■ Requirements:
In full and without alteration, give the listing again.

■ Stored records:
○ ○ ○ ○
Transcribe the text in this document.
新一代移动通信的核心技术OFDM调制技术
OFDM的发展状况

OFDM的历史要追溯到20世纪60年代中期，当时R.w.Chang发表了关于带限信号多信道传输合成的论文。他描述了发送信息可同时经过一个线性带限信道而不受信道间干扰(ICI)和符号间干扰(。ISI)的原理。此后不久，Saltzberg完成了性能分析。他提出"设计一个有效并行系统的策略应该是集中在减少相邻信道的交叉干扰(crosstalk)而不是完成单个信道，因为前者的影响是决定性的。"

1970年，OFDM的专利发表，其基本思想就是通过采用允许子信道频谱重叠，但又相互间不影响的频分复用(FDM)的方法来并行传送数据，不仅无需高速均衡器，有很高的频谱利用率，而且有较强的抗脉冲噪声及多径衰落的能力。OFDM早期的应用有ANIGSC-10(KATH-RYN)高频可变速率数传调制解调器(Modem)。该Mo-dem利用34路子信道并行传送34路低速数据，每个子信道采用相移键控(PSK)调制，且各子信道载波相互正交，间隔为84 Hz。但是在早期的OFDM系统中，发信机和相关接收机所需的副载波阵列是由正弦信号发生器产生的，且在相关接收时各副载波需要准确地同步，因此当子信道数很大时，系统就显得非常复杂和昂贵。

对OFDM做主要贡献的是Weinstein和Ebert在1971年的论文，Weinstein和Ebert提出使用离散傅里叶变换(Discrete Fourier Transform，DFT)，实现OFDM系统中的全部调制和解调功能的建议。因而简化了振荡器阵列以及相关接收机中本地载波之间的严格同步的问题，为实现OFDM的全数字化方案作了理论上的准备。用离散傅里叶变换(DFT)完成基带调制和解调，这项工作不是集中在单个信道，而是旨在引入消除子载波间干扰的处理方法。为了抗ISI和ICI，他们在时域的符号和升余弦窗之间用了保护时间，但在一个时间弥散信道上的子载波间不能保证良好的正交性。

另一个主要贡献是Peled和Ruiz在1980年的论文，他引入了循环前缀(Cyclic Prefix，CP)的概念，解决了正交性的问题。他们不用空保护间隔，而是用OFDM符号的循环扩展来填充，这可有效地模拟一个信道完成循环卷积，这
○ ○ ○ ○
■ Full answer:
Transcribe the text in this document.
新一代移动通信的核心技术OFDM调制技术
OFDM的发展状况

OFDM的历史要追溯到20世纪60年代中期，当时R.w.Chang发表了关于带限信号多信道传输合成的论文。他描述了发送信息可同时经过一个线性带限信道而不受信道间干扰(ICI)和符号间干扰(。ISI)的原理。此后不久，Saltzberg完成了性能分析。他提出"设计一个有效并行系统的策略应该是集中在减少相邻信道的交叉干扰(crosstalk)而不是完成单个信道，因为前者的影响是决定性的。"

1970年，OFDM的专利发表，其基本思想就是通过采用允许子信道频谱重叠，但又相互间不影响的频分复用(FDM)的方法来并行传送数据，不仅无需高速均衡器，有很高的频谱利用率，而且有较强的抗脉冲噪声及多径衰落的能力。OFDM早期的应用有ANIGSC-10(KATH-RYN)高频可变速率数传调制解调器(Modem)。该Mo-dem利用34路子信道并行传送34路低速数据，每个子信道采用相移键控(PSK)调制，且各子信道载波相互正交，间隔为84 Hz。但是在早期的OFDM系统中，发信机和相关接收机所需的副载波阵列是由正弦信号发生器产生的，且在相关接收时各副载波需要准确地同步，因此当子信道数很大时，系统就显得非常复杂和昂贵。

对OFDM做主要贡献的是Weinstein和Ebert在1971年的论文，Weinstein和Ebert提出使用离散傅里叶变换(Discrete Fourier Transform，DFT)，实现OFDM系统中的全部调制和解调功能的建议。因而简化了振荡器阵列以及相关接收机中本地载波之间的严格同步的问题，为实现OFDM的全数字化方案作了理论上的准备。用离散傅里叶变换(DFT)完成基带调制和解调，这项工作不是集中在单个信道，而是旨在引入消除子载波间干扰的处理方法。为了抗ISI和ICI，他们在时域的符号和升余弦窗之间用了保护时间，但在一个时间弥散信道上的子载波间不能保证良好的正交性。

另一个主要贡献是Peled和Ruiz在1980年的论文，他引入了循环前缀(Cyclic Prefix，CP)的概念，解决了正交性的问题。他们不用空保护间隔，而是用OFDM符号的循环扩展来填充，这可有效地模拟一个信道完成循环卷积，这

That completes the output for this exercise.